- [Request]:
Without including any images, repeat the data exactly.

- [Entries from a visual dataset]:

☆ ☆ ☆ ☆

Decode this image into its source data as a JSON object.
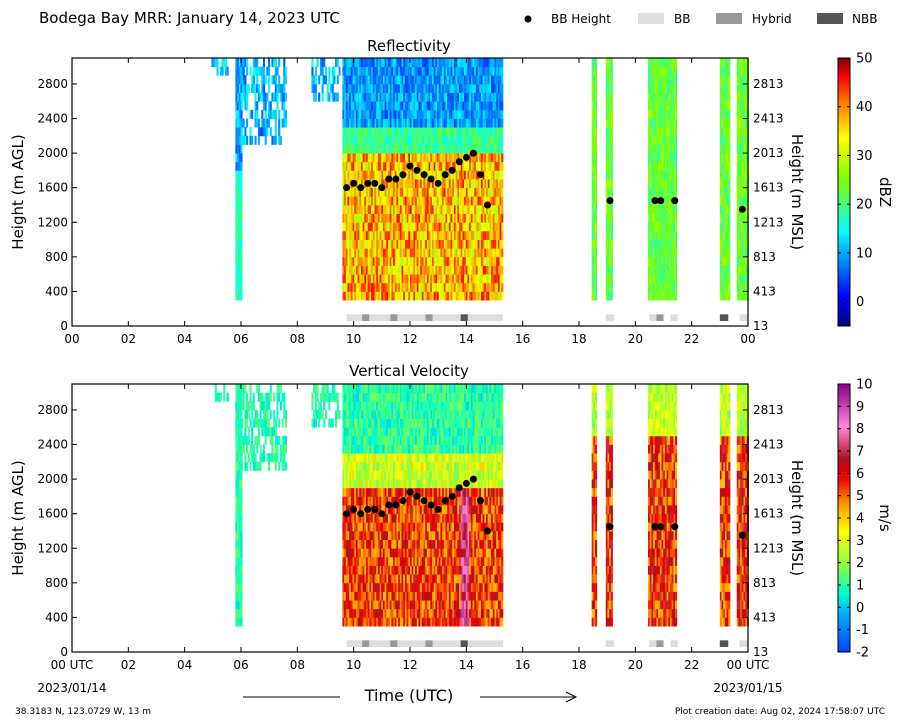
{
  "header": {
    "title": "Bodega Bay MRR:  January 14, 2023 UTC",
    "legend": [
      {
        "label": "BB Height",
        "kind": "dot",
        "color": "#000000"
      },
      {
        "label": "BB",
        "kind": "box",
        "color": "#dddddd"
      },
      {
        "label": "Hybrid",
        "kind": "box",
        "color": "#999999"
      },
      {
        "label": "NBB",
        "kind": "box",
        "color": "#555555"
      }
    ]
  },
  "footer": {
    "location": "38.3183 N, 123.0729 W, 13 m",
    "creation": "Plot creation date: Aug 02, 2024 17:58:07 UTC",
    "xlabel": "Time (UTC)",
    "start_date": "2023/01/14",
    "end_date": "2023/01/15"
  },
  "chart_data": [
    {
      "type": "heatmap",
      "title": "Reflectivity",
      "ylabel": "Height (m AGL)",
      "ylabel_right": "Height (m MSL)",
      "colorbar": {
        "label": "dBZ",
        "range": [
          -5,
          50
        ],
        "ticks": [
          "50",
          "40",
          "30",
          "20",
          "10",
          "0"
        ],
        "tick_values": [
          50,
          40,
          30,
          20,
          10,
          0
        ]
      },
      "xlim": [
        0,
        24
      ],
      "ylim": [
        0,
        3100
      ],
      "xticks": [
        "00",
        "02",
        "04",
        "06",
        "08",
        "10",
        "12",
        "14",
        "16",
        "18",
        "20",
        "22",
        "00"
      ],
      "yticks": [
        "0",
        "400",
        "800",
        "1200",
        "1600",
        "2000",
        "2400",
        "2800"
      ],
      "yticks_right": [
        "13",
        "413",
        "813",
        "1213",
        "1613",
        "2013",
        "2413",
        "2813"
      ],
      "bb_height": {
        "x": [
          9.75,
          10.0,
          10.25,
          10.5,
          10.75,
          11.0,
          11.25,
          11.5,
          11.75,
          12.0,
          12.25,
          12.5,
          12.75,
          13.0,
          13.25,
          13.5,
          13.75,
          14.0,
          14.25,
          14.5,
          14.75,
          19.1,
          20.7,
          20.9,
          21.4,
          23.8
        ],
        "y": [
          1600,
          1650,
          1600,
          1650,
          1650,
          1600,
          1700,
          1700,
          1750,
          1850,
          1800,
          1750,
          1700,
          1650,
          1750,
          1800,
          1900,
          1950,
          2000,
          1750,
          1400,
          1450,
          1450,
          1450,
          1450,
          1350
        ]
      },
      "bb_type_blocks": [
        {
          "start": 9.75,
          "end": 15.3,
          "kind": "BB"
        },
        {
          "start": 10.3,
          "end": 10.55,
          "kind": "Hybrid"
        },
        {
          "start": 11.3,
          "end": 11.55,
          "kind": "Hybrid"
        },
        {
          "start": 12.55,
          "end": 12.8,
          "kind": "Hybrid"
        },
        {
          "start": 13.8,
          "end": 14.05,
          "kind": "NBB"
        },
        {
          "start": 18.95,
          "end": 19.25,
          "kind": "BB"
        },
        {
          "start": 20.5,
          "end": 20.75,
          "kind": "BB"
        },
        {
          "start": 20.75,
          "end": 21.0,
          "kind": "Hybrid"
        },
        {
          "start": 21.25,
          "end": 21.5,
          "kind": "BB"
        },
        {
          "start": 23.0,
          "end": 23.3,
          "kind": "NBB"
        },
        {
          "start": 23.7,
          "end": 24.0,
          "kind": "BB"
        }
      ]
    },
    {
      "type": "heatmap",
      "title": "Vertical Velocity",
      "ylabel": "Height (m AGL)",
      "ylabel_right": "Height (m MSL)",
      "colorbar": {
        "label": "m/s",
        "range": [
          -2,
          10
        ],
        "ticks": [
          "10",
          "9",
          "8",
          "7",
          "6",
          "5",
          "4",
          "3",
          "2",
          "1",
          "0",
          "-1",
          "-2"
        ],
        "tick_values": [
          10,
          9,
          8,
          7,
          6,
          5,
          4,
          3,
          2,
          1,
          0,
          -1,
          -2
        ]
      },
      "xlim": [
        0,
        24
      ],
      "ylim": [
        0,
        3100
      ],
      "xticks": [
        "00 UTC",
        "02",
        "04",
        "06",
        "08",
        "10",
        "12",
        "14",
        "16",
        "18",
        "20",
        "22",
        "00 UTC"
      ],
      "yticks": [
        "0",
        "400",
        "800",
        "1200",
        "1600",
        "2000",
        "2400",
        "2800"
      ],
      "yticks_right": [
        "13",
        "413",
        "813",
        "1213",
        "1613",
        "2013",
        "2413",
        "2813"
      ],
      "bb_height": {
        "x": [
          9.75,
          10.0,
          10.25,
          10.5,
          10.75,
          11.0,
          11.25,
          11.5,
          11.75,
          12.0,
          12.25,
          12.5,
          12.75,
          13.0,
          13.25,
          13.5,
          13.75,
          14.0,
          14.25,
          14.5,
          14.75,
          19.1,
          20.7,
          20.9,
          21.4,
          23.8
        ],
        "y": [
          1600,
          1650,
          1600,
          1650,
          1650,
          1600,
          1700,
          1700,
          1750,
          1850,
          1800,
          1750,
          1700,
          1650,
          1750,
          1800,
          1900,
          1950,
          2000,
          1750,
          1400,
          1450,
          1450,
          1450,
          1450,
          1350
        ]
      },
      "bb_type_blocks": [
        {
          "start": 9.75,
          "end": 15.3,
          "kind": "BB"
        },
        {
          "start": 10.3,
          "end": 10.55,
          "kind": "Hybrid"
        },
        {
          "start": 11.3,
          "end": 11.55,
          "kind": "Hybrid"
        },
        {
          "start": 12.55,
          "end": 12.8,
          "kind": "Hybrid"
        },
        {
          "start": 13.8,
          "end": 14.05,
          "kind": "NBB"
        },
        {
          "start": 18.95,
          "end": 19.25,
          "kind": "BB"
        },
        {
          "start": 20.5,
          "end": 20.75,
          "kind": "BB"
        },
        {
          "start": 20.75,
          "end": 21.0,
          "kind": "Hybrid"
        },
        {
          "start": 21.25,
          "end": 21.5,
          "kind": "BB"
        },
        {
          "start": 23.0,
          "end": 23.3,
          "kind": "NBB"
        },
        {
          "start": 23.7,
          "end": 24.0,
          "kind": "BB"
        }
      ]
    }
  ]
}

☆ ☆ ☆ ☆

- [Reply to the task]:
Decode this image into its source data as a JSON object.
{
  "header": {
    "title": "Bodega Bay MRR:  January 14, 2023 UTC",
    "legend": [
      {
        "label": "BB Height",
        "kind": "dot",
        "color": "#000000"
      },
      {
        "label": "BB",
        "kind": "box",
        "color": "#dddddd"
      },
      {
        "label": "Hybrid",
        "kind": "box",
        "color": "#999999"
      },
      {
        "label": "NBB",
        "kind": "box",
        "color": "#555555"
      }
    ]
  },
  "footer": {
    "location": "38.3183 N, 123.0729 W, 13 m",
    "creation": "Plot creation date: Aug 02, 2024 17:58:07 UTC",
    "xlabel": "Time (UTC)",
    "start_date": "2023/01/14",
    "end_date": "2023/01/15"
  },
  "chart_data": [
    {
      "type": "heatmap",
      "title": "Reflectivity",
      "ylabel": "Height (m AGL)",
      "ylabel_right": "Height (m MSL)",
      "colorbar": {
        "label": "dBZ",
        "range": [
          -5,
          50
        ],
        "ticks": [
          "50",
          "40",
          "30",
          "20",
          "10",
          "0"
        ],
        "tick_values": [
          50,
          40,
          30,
          20,
          10,
          0
        ]
      },
      "xlim": [
        0,
        24
      ],
      "ylim": [
        0,
        3100
      ],
      "xticks": [
        "00",
        "02",
        "04",
        "06",
        "08",
        "10",
        "12",
        "14",
        "16",
        "18",
        "20",
        "22",
        "00"
      ],
      "yticks": [
        "0",
        "400",
        "800",
        "1200",
        "1600",
        "2000",
        "2400",
        "2800"
      ],
      "yticks_right": [
        "13",
        "413",
        "813",
        "1213",
        "1613",
        "2013",
        "2413",
        "2813"
      ],
      "bb_height": {
        "x": [
          9.75,
          10.0,
          10.25,
          10.5,
          10.75,
          11.0,
          11.25,
          11.5,
          11.75,
          12.0,
          12.25,
          12.5,
          12.75,
          13.0,
          13.25,
          13.5,
          13.75,
          14.0,
          14.25,
          14.5,
          14.75,
          19.1,
          20.7,
          20.9,
          21.4,
          23.8
        ],
        "y": [
          1600,
          1650,
          1600,
          1650,
          1650,
          1600,
          1700,
          1700,
          1750,
          1850,
          1800,
          1750,
          1700,
          1650,
          1750,
          1800,
          1900,
          1950,
          2000,
          1750,
          1400,
          1450,
          1450,
          1450,
          1450,
          1350
        ]
      },
      "bb_type_blocks": [
        {
          "start": 9.75,
          "end": 15.3,
          "kind": "BB"
        },
        {
          "start": 10.3,
          "end": 10.55,
          "kind": "Hybrid"
        },
        {
          "start": 11.3,
          "end": 11.55,
          "kind": "Hybrid"
        },
        {
          "start": 12.55,
          "end": 12.8,
          "kind": "Hybrid"
        },
        {
          "start": 13.8,
          "end": 14.05,
          "kind": "NBB"
        },
        {
          "start": 18.95,
          "end": 19.25,
          "kind": "BB"
        },
        {
          "start": 20.5,
          "end": 20.75,
          "kind": "BB"
        },
        {
          "start": 20.75,
          "end": 21.0,
          "kind": "Hybrid"
        },
        {
          "start": 21.25,
          "end": 21.5,
          "kind": "BB"
        },
        {
          "start": 23.0,
          "end": 23.3,
          "kind": "NBB"
        },
        {
          "start": 23.7,
          "end": 24.0,
          "kind": "BB"
        }
      ]
    },
    {
      "type": "heatmap",
      "title": "Vertical Velocity",
      "ylabel": "Height (m AGL)",
      "ylabel_right": "Height (m MSL)",
      "colorbar": {
        "label": "m/s",
        "range": [
          -2,
          10
        ],
        "ticks": [
          "10",
          "9",
          "8",
          "7",
          "6",
          "5",
          "4",
          "3",
          "2",
          "1",
          "0",
          "-1",
          "-2"
        ],
        "tick_values": [
          10,
          9,
          8,
          7,
          6,
          5,
          4,
          3,
          2,
          1,
          0,
          -1,
          -2
        ]
      },
      "xlim": [
        0,
        24
      ],
      "ylim": [
        0,
        3100
      ],
      "xticks": [
        "00 UTC",
        "02",
        "04",
        "06",
        "08",
        "10",
        "12",
        "14",
        "16",
        "18",
        "20",
        "22",
        "00 UTC"
      ],
      "yticks": [
        "0",
        "400",
        "800",
        "1200",
        "1600",
        "2000",
        "2400",
        "2800"
      ],
      "yticks_right": [
        "13",
        "413",
        "813",
        "1213",
        "1613",
        "2013",
        "2413",
        "2813"
      ],
      "bb_height": {
        "x": [
          9.75,
          10.0,
          10.25,
          10.5,
          10.75,
          11.0,
          11.25,
          11.5,
          11.75,
          12.0,
          12.25,
          12.5,
          12.75,
          13.0,
          13.25,
          13.5,
          13.75,
          14.0,
          14.25,
          14.5,
          14.75,
          19.1,
          20.7,
          20.9,
          21.4,
          23.8
        ],
        "y": [
          1600,
          1650,
          1600,
          1650,
          1650,
          1600,
          1700,
          1700,
          1750,
          1850,
          1800,
          1750,
          1700,
          1650,
          1750,
          1800,
          1900,
          1950,
          2000,
          1750,
          1400,
          1450,
          1450,
          1450,
          1450,
          1350
        ]
      },
      "bb_type_blocks": [
        {
          "start": 9.75,
          "end": 15.3,
          "kind": "BB"
        },
        {
          "start": 10.3,
          "end": 10.55,
          "kind": "Hybrid"
        },
        {
          "start": 11.3,
          "end": 11.55,
          "kind": "Hybrid"
        },
        {
          "start": 12.55,
          "end": 12.8,
          "kind": "Hybrid"
        },
        {
          "start": 13.8,
          "end": 14.05,
          "kind": "NBB"
        },
        {
          "start": 18.95,
          "end": 19.25,
          "kind": "BB"
        },
        {
          "start": 20.5,
          "end": 20.75,
          "kind": "BB"
        },
        {
          "start": 20.75,
          "end": 21.0,
          "kind": "Hybrid"
        },
        {
          "start": 21.25,
          "end": 21.5,
          "kind": "BB"
        },
        {
          "start": 23.0,
          "end": 23.3,
          "kind": "NBB"
        },
        {
          "start": 23.7,
          "end": 24.0,
          "kind": "BB"
        }
      ]
    }
  ]
}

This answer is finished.